§ **WHAT TO WORK ON**: Copy out each line that mentions the word "Donald".

§ **GIVEN RECORDS**:
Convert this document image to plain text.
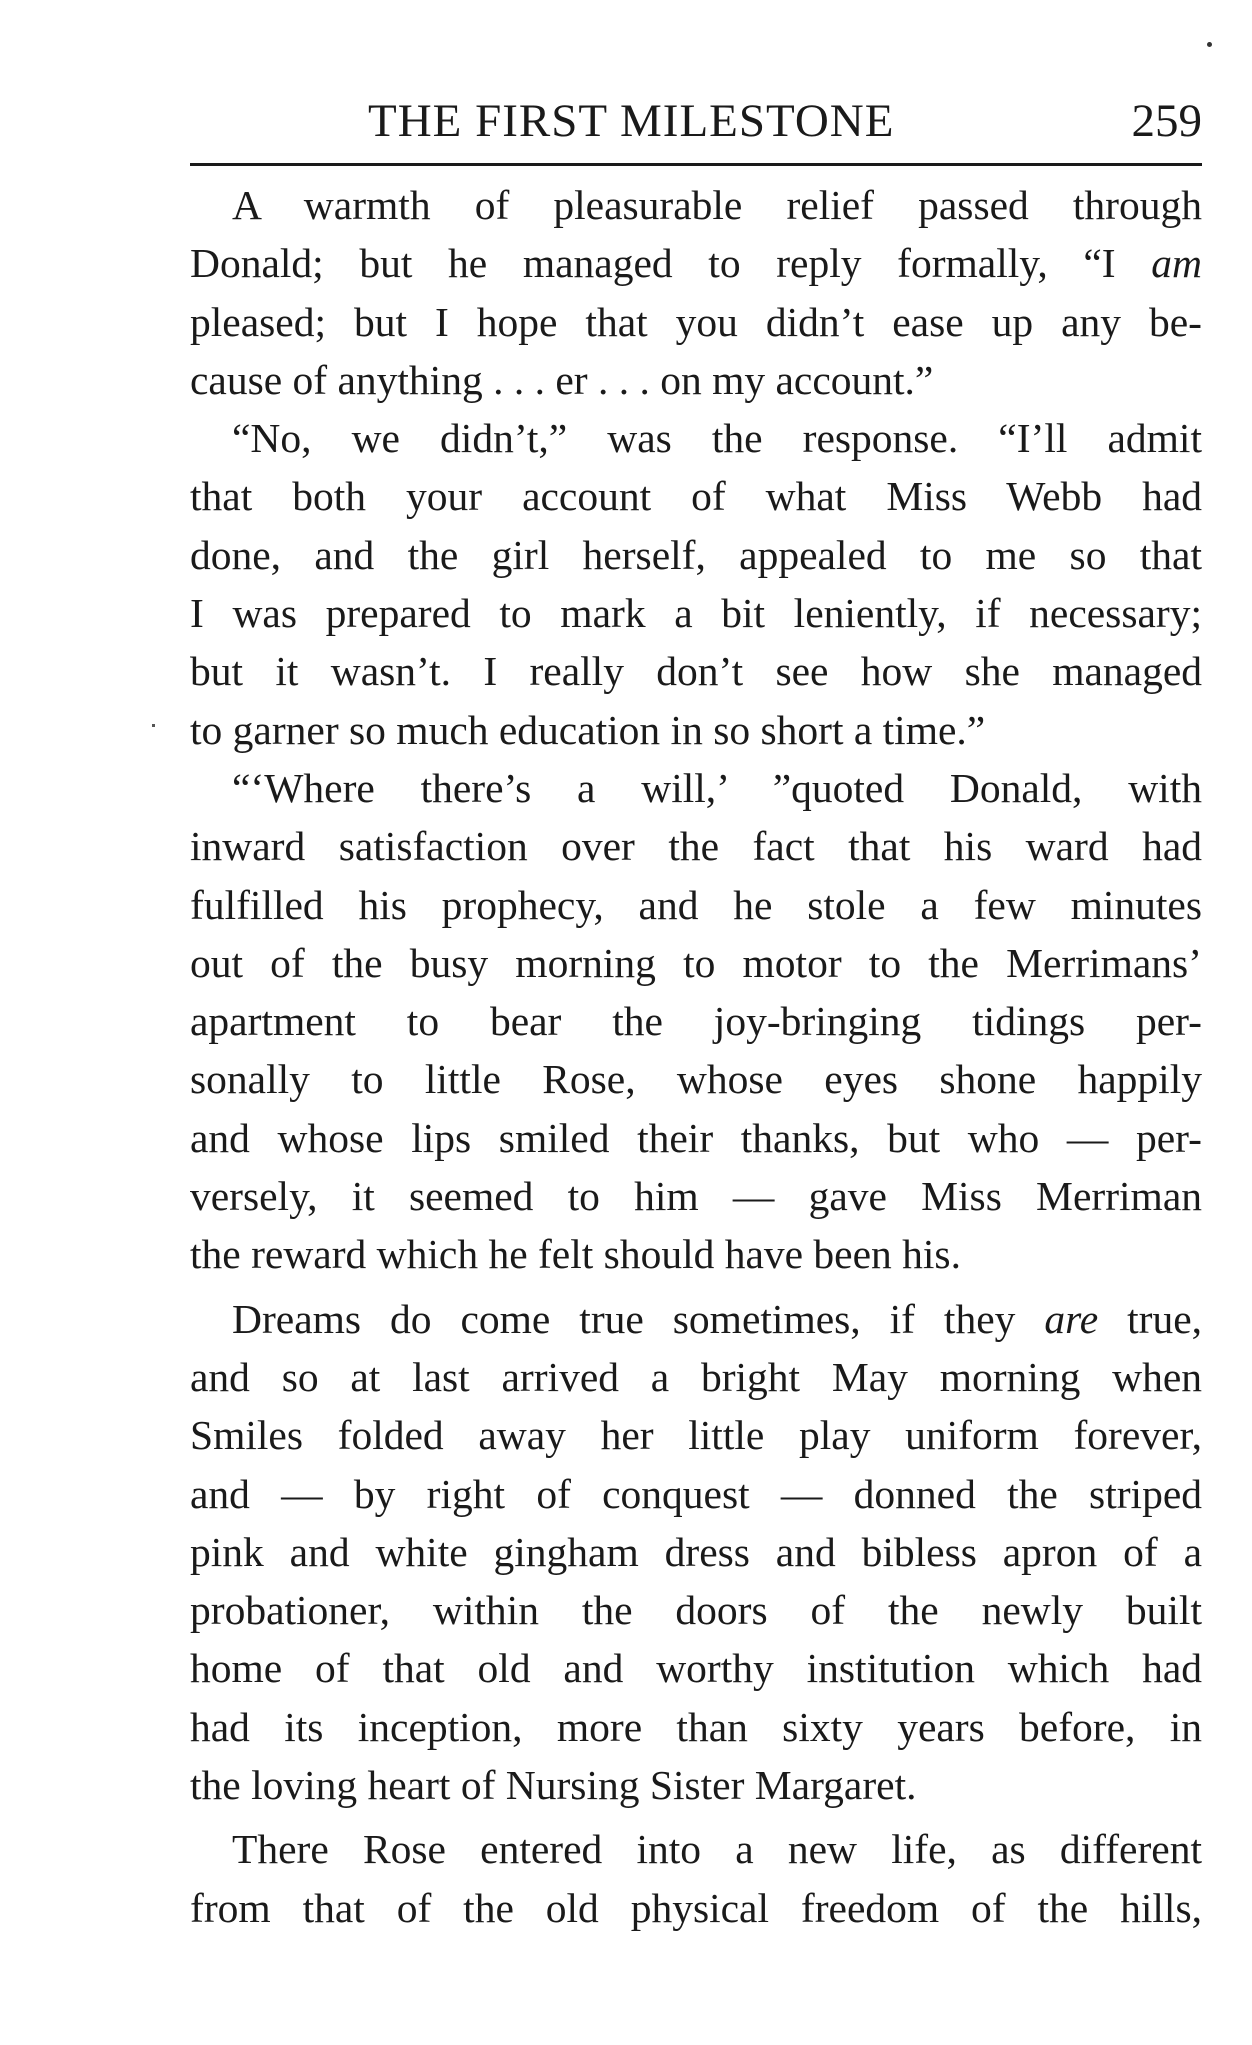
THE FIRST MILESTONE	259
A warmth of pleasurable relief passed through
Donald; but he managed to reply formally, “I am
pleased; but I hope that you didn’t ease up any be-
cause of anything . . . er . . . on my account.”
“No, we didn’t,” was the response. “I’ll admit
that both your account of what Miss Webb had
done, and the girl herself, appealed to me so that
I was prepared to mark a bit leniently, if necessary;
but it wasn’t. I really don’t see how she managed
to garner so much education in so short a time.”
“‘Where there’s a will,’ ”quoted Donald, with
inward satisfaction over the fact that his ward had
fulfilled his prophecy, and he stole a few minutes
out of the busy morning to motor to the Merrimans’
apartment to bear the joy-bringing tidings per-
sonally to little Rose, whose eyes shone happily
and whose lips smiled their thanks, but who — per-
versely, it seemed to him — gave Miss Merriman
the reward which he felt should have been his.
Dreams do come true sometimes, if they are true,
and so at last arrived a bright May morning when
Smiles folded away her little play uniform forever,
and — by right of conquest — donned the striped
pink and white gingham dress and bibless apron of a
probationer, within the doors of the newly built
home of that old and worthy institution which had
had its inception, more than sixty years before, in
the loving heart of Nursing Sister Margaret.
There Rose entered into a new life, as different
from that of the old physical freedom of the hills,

§ **IN RESPONSE**:
Donald; but he managed to reply formally, “I am
“‘Where there’s a will,’ ”quoted Donald, with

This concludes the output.